**WHAT IS NEEDED**: Return all entries precisely as they stand, without the images.

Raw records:

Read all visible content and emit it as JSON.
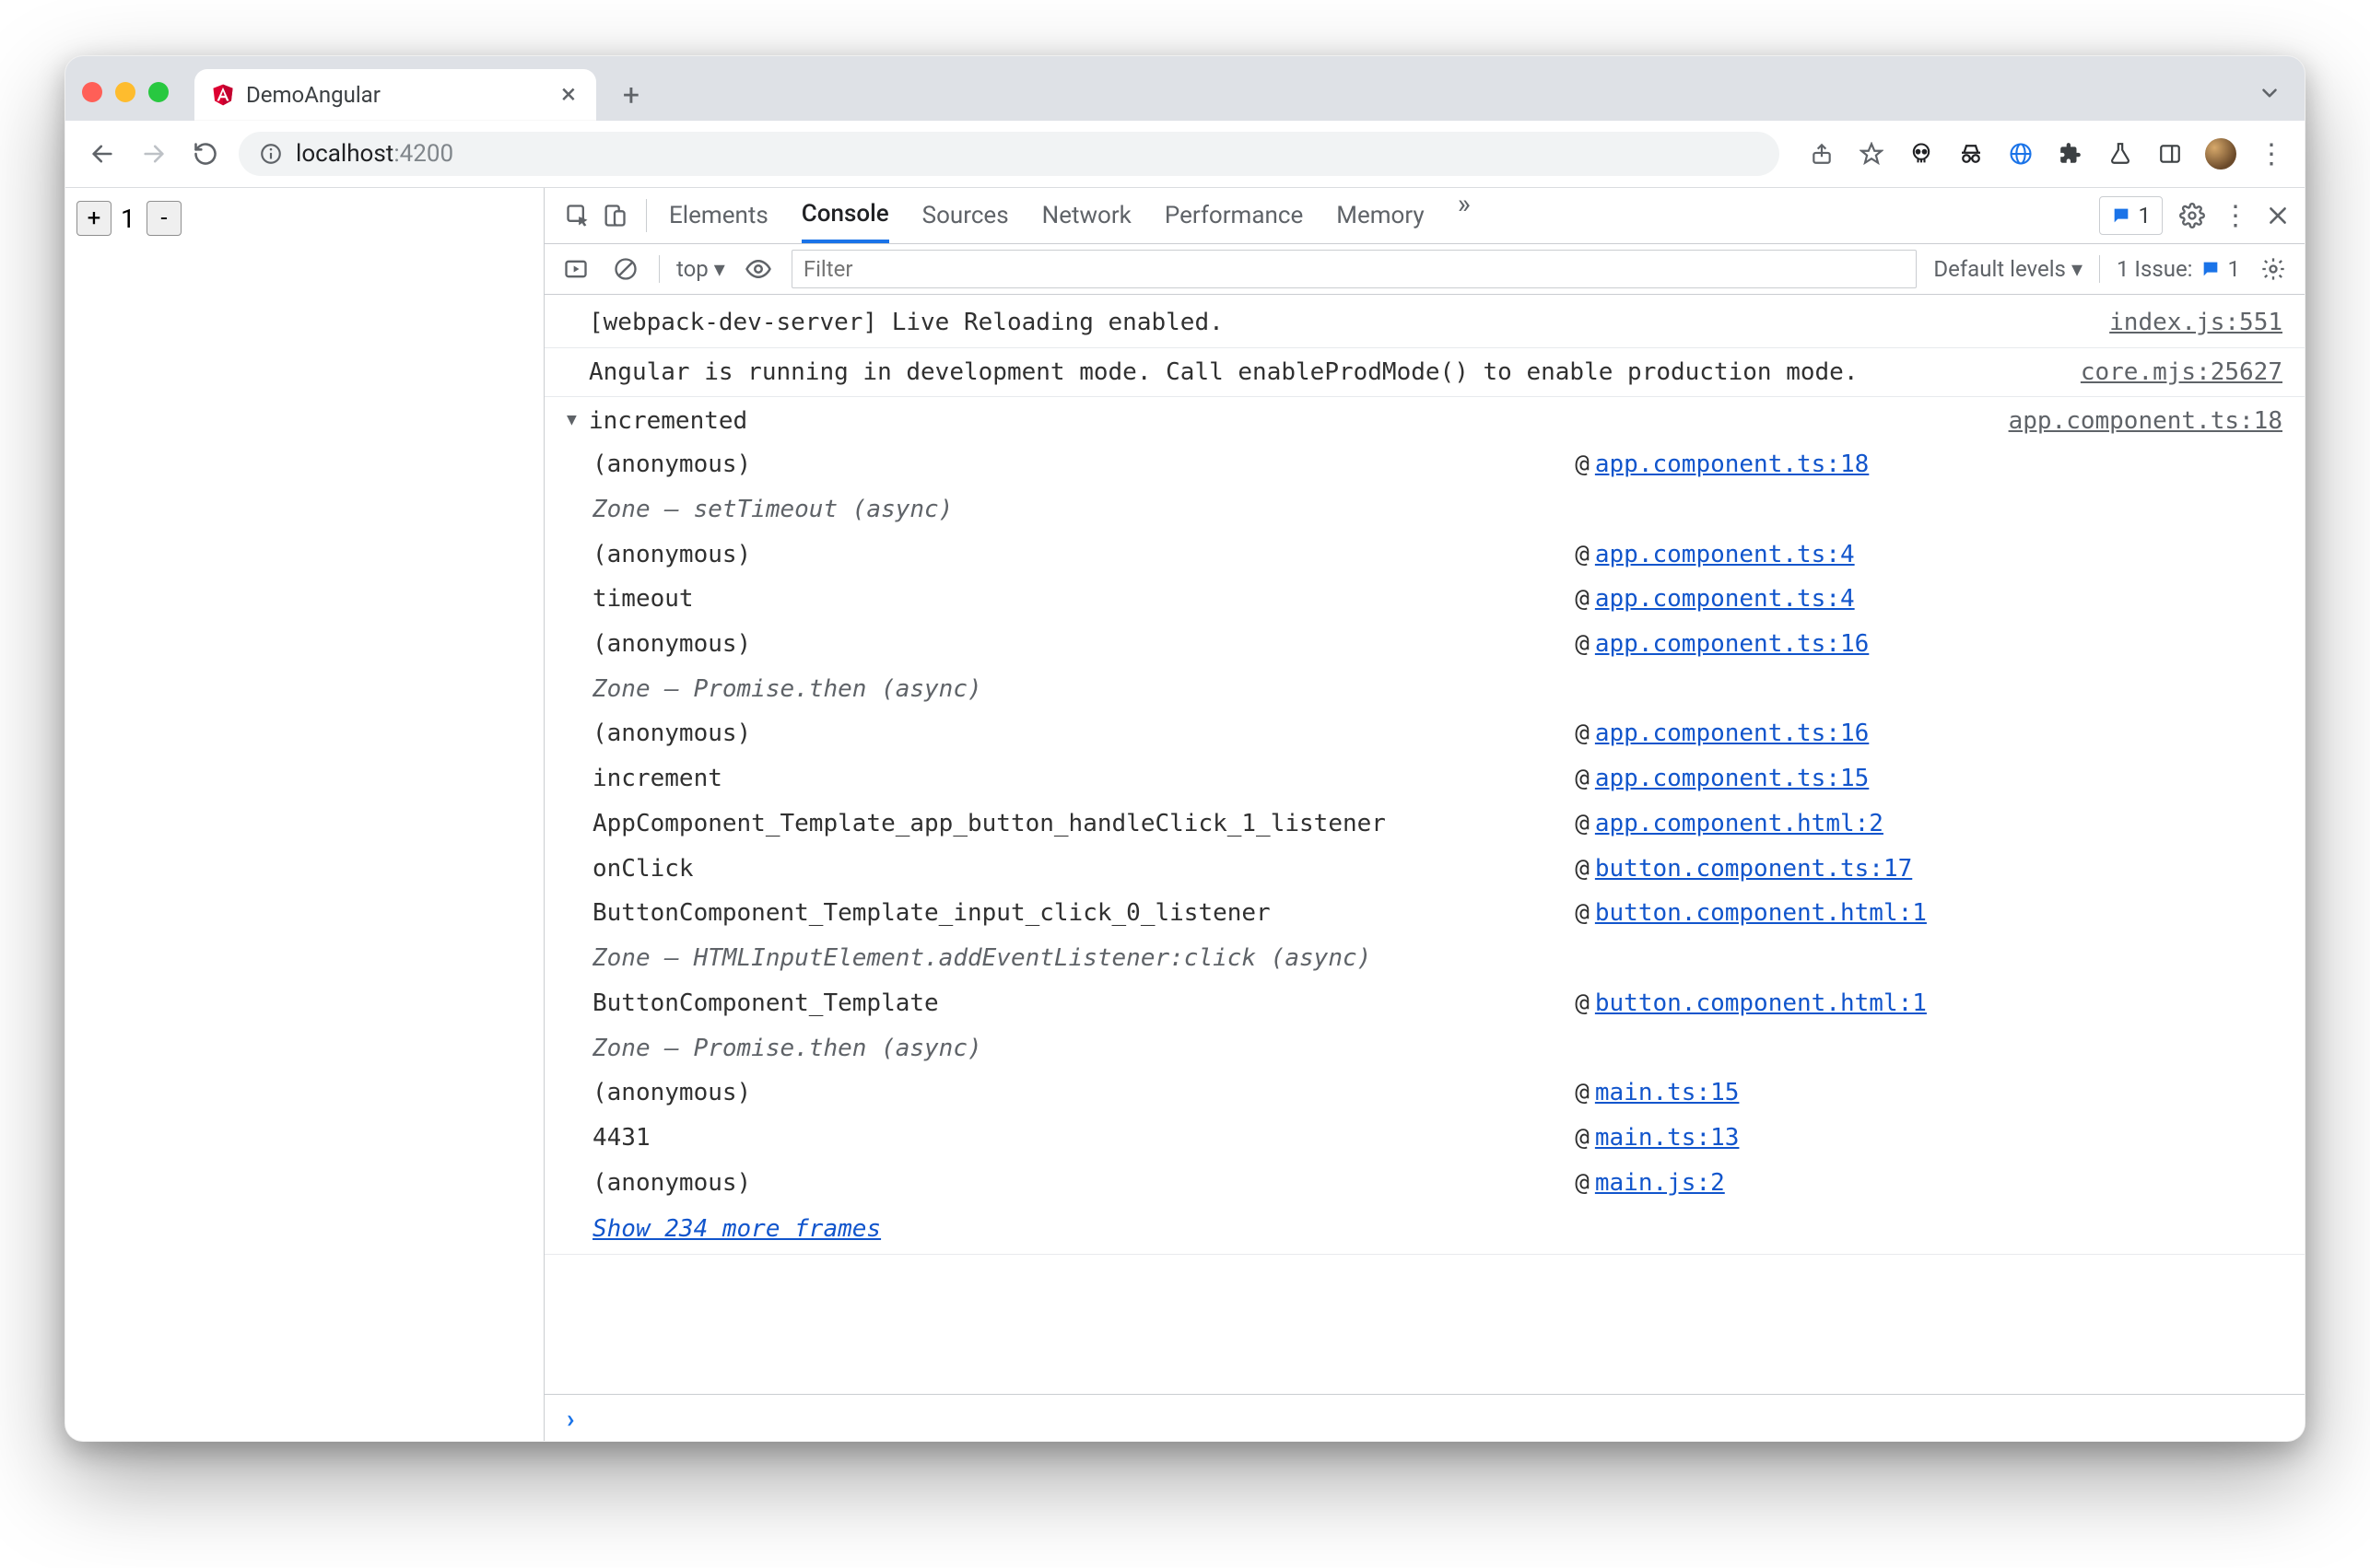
{
  "browser": {
    "tab_title": "DemoAngular",
    "url_host": "localhost",
    "url_path": ":4200",
    "new_tab_glyph": "+",
    "close_glyph": "×",
    "chevron_glyph": "⌄",
    "more_glyph": "⋮"
  },
  "page": {
    "plus": "+",
    "minus": "-",
    "counter": "1"
  },
  "devtools": {
    "tabs": [
      "Elements",
      "Console",
      "Sources",
      "Network",
      "Performance",
      "Memory"
    ],
    "overflow_glyph": "»",
    "messages_count": "1",
    "issues_label": "1 Issue:",
    "issues_count": "1",
    "subbar": {
      "context": "top",
      "dropdown_glyph": "▾",
      "filter_placeholder": "Filter",
      "levels_label": "Default levels",
      "levels_glyph": "▾"
    }
  },
  "console": {
    "rows": [
      {
        "msg": "[webpack-dev-server] Live Reloading enabled.",
        "src": "index.js:551"
      },
      {
        "msg": "Angular is running in development mode. Call enableProdMode() to enable production mode.",
        "src": "core.mjs:25627"
      }
    ],
    "trace": {
      "label": "incremented",
      "src": "app.component.ts:18",
      "frames": [
        {
          "fn": "(anonymous)",
          "loc": "app.component.ts:18"
        },
        {
          "async": "Zone – setTimeout (async)"
        },
        {
          "fn": "(anonymous)",
          "loc": "app.component.ts:4"
        },
        {
          "fn": "timeout",
          "loc": "app.component.ts:4"
        },
        {
          "fn": "(anonymous)",
          "loc": "app.component.ts:16"
        },
        {
          "async": "Zone – Promise.then (async)"
        },
        {
          "fn": "(anonymous)",
          "loc": "app.component.ts:16"
        },
        {
          "fn": "increment",
          "loc": "app.component.ts:15"
        },
        {
          "fn": "AppComponent_Template_app_button_handleClick_1_listener",
          "loc": "app.component.html:2"
        },
        {
          "fn": "onClick",
          "loc": "button.component.ts:17"
        },
        {
          "fn": "ButtonComponent_Template_input_click_0_listener",
          "loc": "button.component.html:1"
        },
        {
          "async": "Zone – HTMLInputElement.addEventListener:click (async)"
        },
        {
          "fn": "ButtonComponent_Template",
          "loc": "button.component.html:1"
        },
        {
          "async": "Zone – Promise.then (async)"
        },
        {
          "fn": "(anonymous)",
          "loc": "main.ts:15"
        },
        {
          "fn": "4431",
          "loc": "main.ts:13"
        },
        {
          "fn": "(anonymous)",
          "loc": "main.js:2"
        }
      ],
      "more": "Show 234 more frames"
    },
    "prompt_glyph": "›"
  }
}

**ANSWER TO THIS TASK**:
Read all visible content and emit it as JSON.
{
  "browser": {
    "tab_title": "DemoAngular",
    "url_host": "localhost",
    "url_path": ":4200",
    "new_tab_glyph": "+",
    "close_glyph": "×",
    "chevron_glyph": "⌄",
    "more_glyph": "⋮"
  },
  "page": {
    "plus": "+",
    "minus": "-",
    "counter": "1"
  },
  "devtools": {
    "tabs": [
      "Elements",
      "Console",
      "Sources",
      "Network",
      "Performance",
      "Memory"
    ],
    "overflow_glyph": "»",
    "messages_count": "1",
    "issues_label": "1 Issue:",
    "issues_count": "1",
    "subbar": {
      "context": "top",
      "dropdown_glyph": "▾",
      "filter_placeholder": "Filter",
      "levels_label": "Default levels",
      "levels_glyph": "▾"
    }
  },
  "console": {
    "rows": [
      {
        "msg": "[webpack-dev-server] Live Reloading enabled.",
        "src": "index.js:551"
      },
      {
        "msg": "Angular is running in development mode. Call enableProdMode() to enable production mode.",
        "src": "core.mjs:25627"
      }
    ],
    "trace": {
      "label": "incremented",
      "src": "app.component.ts:18",
      "frames": [
        {
          "fn": "(anonymous)",
          "loc": "app.component.ts:18"
        },
        {
          "async": "Zone – setTimeout (async)"
        },
        {
          "fn": "(anonymous)",
          "loc": "app.component.ts:4"
        },
        {
          "fn": "timeout",
          "loc": "app.component.ts:4"
        },
        {
          "fn": "(anonymous)",
          "loc": "app.component.ts:16"
        },
        {
          "async": "Zone – Promise.then (async)"
        },
        {
          "fn": "(anonymous)",
          "loc": "app.component.ts:16"
        },
        {
          "fn": "increment",
          "loc": "app.component.ts:15"
        },
        {
          "fn": "AppComponent_Template_app_button_handleClick_1_listener",
          "loc": "app.component.html:2"
        },
        {
          "fn": "onClick",
          "loc": "button.component.ts:17"
        },
        {
          "fn": "ButtonComponent_Template_input_click_0_listener",
          "loc": "button.component.html:1"
        },
        {
          "async": "Zone – HTMLInputElement.addEventListener:click (async)"
        },
        {
          "fn": "ButtonComponent_Template",
          "loc": "button.component.html:1"
        },
        {
          "async": "Zone – Promise.then (async)"
        },
        {
          "fn": "(anonymous)",
          "loc": "main.ts:15"
        },
        {
          "fn": "4431",
          "loc": "main.ts:13"
        },
        {
          "fn": "(anonymous)",
          "loc": "main.js:2"
        }
      ],
      "more": "Show 234 more frames"
    },
    "prompt_glyph": "›"
  }
}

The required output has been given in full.